> **PROMPT**: Can you rewrite the lines below with every "annotation-label" changed to "text-label" and nothing else altered?
---------- SOURCE RECORDS ----------
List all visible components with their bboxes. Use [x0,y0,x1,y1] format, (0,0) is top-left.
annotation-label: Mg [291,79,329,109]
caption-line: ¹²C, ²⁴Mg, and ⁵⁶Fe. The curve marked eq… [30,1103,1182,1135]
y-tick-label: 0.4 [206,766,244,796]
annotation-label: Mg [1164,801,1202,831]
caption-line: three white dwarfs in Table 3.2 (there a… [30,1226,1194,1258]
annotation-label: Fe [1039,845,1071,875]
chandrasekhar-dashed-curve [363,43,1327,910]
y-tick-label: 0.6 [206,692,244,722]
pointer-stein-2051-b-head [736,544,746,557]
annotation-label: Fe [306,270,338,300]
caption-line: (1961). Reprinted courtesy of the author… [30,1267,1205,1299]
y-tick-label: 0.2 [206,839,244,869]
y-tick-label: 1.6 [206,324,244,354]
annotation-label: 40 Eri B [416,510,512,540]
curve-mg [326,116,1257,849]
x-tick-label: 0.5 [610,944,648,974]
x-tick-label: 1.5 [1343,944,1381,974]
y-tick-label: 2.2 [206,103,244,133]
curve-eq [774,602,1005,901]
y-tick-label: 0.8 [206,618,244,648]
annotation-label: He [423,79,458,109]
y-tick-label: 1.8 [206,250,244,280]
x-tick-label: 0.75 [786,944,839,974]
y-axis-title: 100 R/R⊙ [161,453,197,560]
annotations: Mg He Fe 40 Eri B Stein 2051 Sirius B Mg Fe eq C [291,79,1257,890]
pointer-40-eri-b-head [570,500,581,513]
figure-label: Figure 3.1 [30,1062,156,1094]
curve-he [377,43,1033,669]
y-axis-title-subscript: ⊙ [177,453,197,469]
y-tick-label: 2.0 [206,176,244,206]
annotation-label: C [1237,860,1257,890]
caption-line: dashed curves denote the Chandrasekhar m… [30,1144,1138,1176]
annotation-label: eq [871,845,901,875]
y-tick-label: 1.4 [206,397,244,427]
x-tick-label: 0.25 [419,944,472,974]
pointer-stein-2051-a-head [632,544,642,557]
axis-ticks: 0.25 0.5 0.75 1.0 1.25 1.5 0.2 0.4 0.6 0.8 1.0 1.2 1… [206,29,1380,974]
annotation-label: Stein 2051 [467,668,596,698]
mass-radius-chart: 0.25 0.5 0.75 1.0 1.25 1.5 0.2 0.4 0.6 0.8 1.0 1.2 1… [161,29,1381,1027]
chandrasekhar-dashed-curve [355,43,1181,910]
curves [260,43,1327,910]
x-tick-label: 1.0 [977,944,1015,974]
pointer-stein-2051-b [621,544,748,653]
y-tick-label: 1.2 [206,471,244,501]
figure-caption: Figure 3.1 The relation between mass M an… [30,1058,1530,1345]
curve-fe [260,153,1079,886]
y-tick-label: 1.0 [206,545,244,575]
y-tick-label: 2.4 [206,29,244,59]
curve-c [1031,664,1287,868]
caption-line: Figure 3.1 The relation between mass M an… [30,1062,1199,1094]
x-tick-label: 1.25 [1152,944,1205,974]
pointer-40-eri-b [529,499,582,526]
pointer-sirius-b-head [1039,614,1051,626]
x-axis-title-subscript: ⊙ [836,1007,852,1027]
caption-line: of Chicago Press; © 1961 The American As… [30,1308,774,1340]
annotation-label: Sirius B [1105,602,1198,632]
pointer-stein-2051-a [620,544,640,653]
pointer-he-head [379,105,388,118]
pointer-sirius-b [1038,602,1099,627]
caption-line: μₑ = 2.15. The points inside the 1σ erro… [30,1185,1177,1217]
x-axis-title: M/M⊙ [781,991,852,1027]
----------
> **FINISHED TASK**:
List all visible components with their bboxes. Use [x0,y0,x1,y1] format, (0,0) is top-left.
text-label: Mg [291,79,329,109]
caption-line: ¹²C, ²⁴Mg, and ⁵⁶Fe. The curve marked eq… [30,1103,1182,1135]
y-tick-label: 0.4 [206,766,244,796]
text-label: Mg [1164,801,1202,831]
caption-line: three white dwarfs in Table 3.2 (there a… [30,1226,1194,1258]
text-label: Fe [1039,845,1071,875]
chandrasekhar-dashed-curve [363,43,1327,910]
y-tick-label: 0.6 [206,692,244,722]
pointer-stein-2051-b-head [736,544,746,557]
text-label: Fe [306,270,338,300]
caption-line: (1961). Reprinted courtesy of the author… [30,1267,1205,1299]
y-tick-label: 0.2 [206,839,244,869]
y-tick-label: 1.6 [206,324,244,354]
text-label: 40 Eri B [416,510,512,540]
curve-mg [326,116,1257,849]
x-tick-label: 0.5 [610,944,648,974]
x-tick-label: 1.5 [1343,944,1381,974]
y-tick-label: 2.2 [206,103,244,133]
curve-eq [774,602,1005,901]
y-tick-label: 0.8 [206,618,244,648]
text-label: He [423,79,458,109]
y-tick-label: 1.8 [206,250,244,280]
x-tick-label: 0.75 [786,944,839,974]
y-axis-title: 100 R/R⊙ [161,453,197,560]
annotations: Mg He Fe 40 Eri B Stein 2051 Sirius B Mg Fe eq C [291,79,1257,890]
pointer-40-eri-b-head [570,500,581,513]
figure-label: Figure 3.1 [30,1062,156,1094]
curve-he [377,43,1033,669]
y-axis-title-subscript: ⊙ [177,453,197,469]
y-tick-label: 2.0 [206,176,244,206]
text-label: C [1237,860,1257,890]
caption-line: dashed curves denote the Chandrasekhar m… [30,1144,1138,1176]
text-label: eq [871,845,901,875]
y-tick-label: 1.4 [206,397,244,427]
x-tick-label: 0.25 [419,944,472,974]
pointer-stein-2051-a-head [632,544,642,557]
axis-ticks: 0.25 0.5 0.75 1.0 1.25 1.5 0.2 0.4 0.6 0.8 1.0 1.2 1… [206,29,1380,974]
text-label: Stein 2051 [467,668,596,698]
mass-radius-chart: 0.25 0.5 0.75 1.0 1.25 1.5 0.2 0.4 0.6 0.8 1.0 1.2 1… [161,29,1381,1027]
chandrasekhar-dashed-curve [355,43,1181,910]
curves [260,43,1327,910]
x-tick-label: 1.0 [977,944,1015,974]
pointer-stein-2051-b [621,544,748,653]
y-tick-label: 1.2 [206,471,244,501]
figure-caption: Figure 3.1 The relation between mass M an… [30,1058,1530,1345]
curve-fe [260,153,1079,886]
y-tick-label: 1.0 [206,545,244,575]
y-tick-label: 2.4 [206,29,244,59]
curve-c [1031,664,1287,868]
caption-line: Figure 3.1 The relation between mass M an… [30,1062,1199,1094]
x-tick-label: 1.25 [1152,944,1205,974]
pointer-40-eri-b [529,499,582,526]
pointer-sirius-b-head [1039,614,1051,626]
x-axis-title-subscript: ⊙ [836,1007,852,1027]
caption-line: of Chicago Press; © 1961 The American As… [30,1308,774,1340]
text-label: Sirius B [1105,602,1198,632]
pointer-stein-2051-a [620,544,640,653]
pointer-he-head [379,105,388,118]
pointer-sirius-b [1038,602,1099,627]
caption-line: μₑ = 2.15. The points inside the 1σ erro… [30,1185,1177,1217]
x-axis-title: M/M⊙ [781,991,852,1027]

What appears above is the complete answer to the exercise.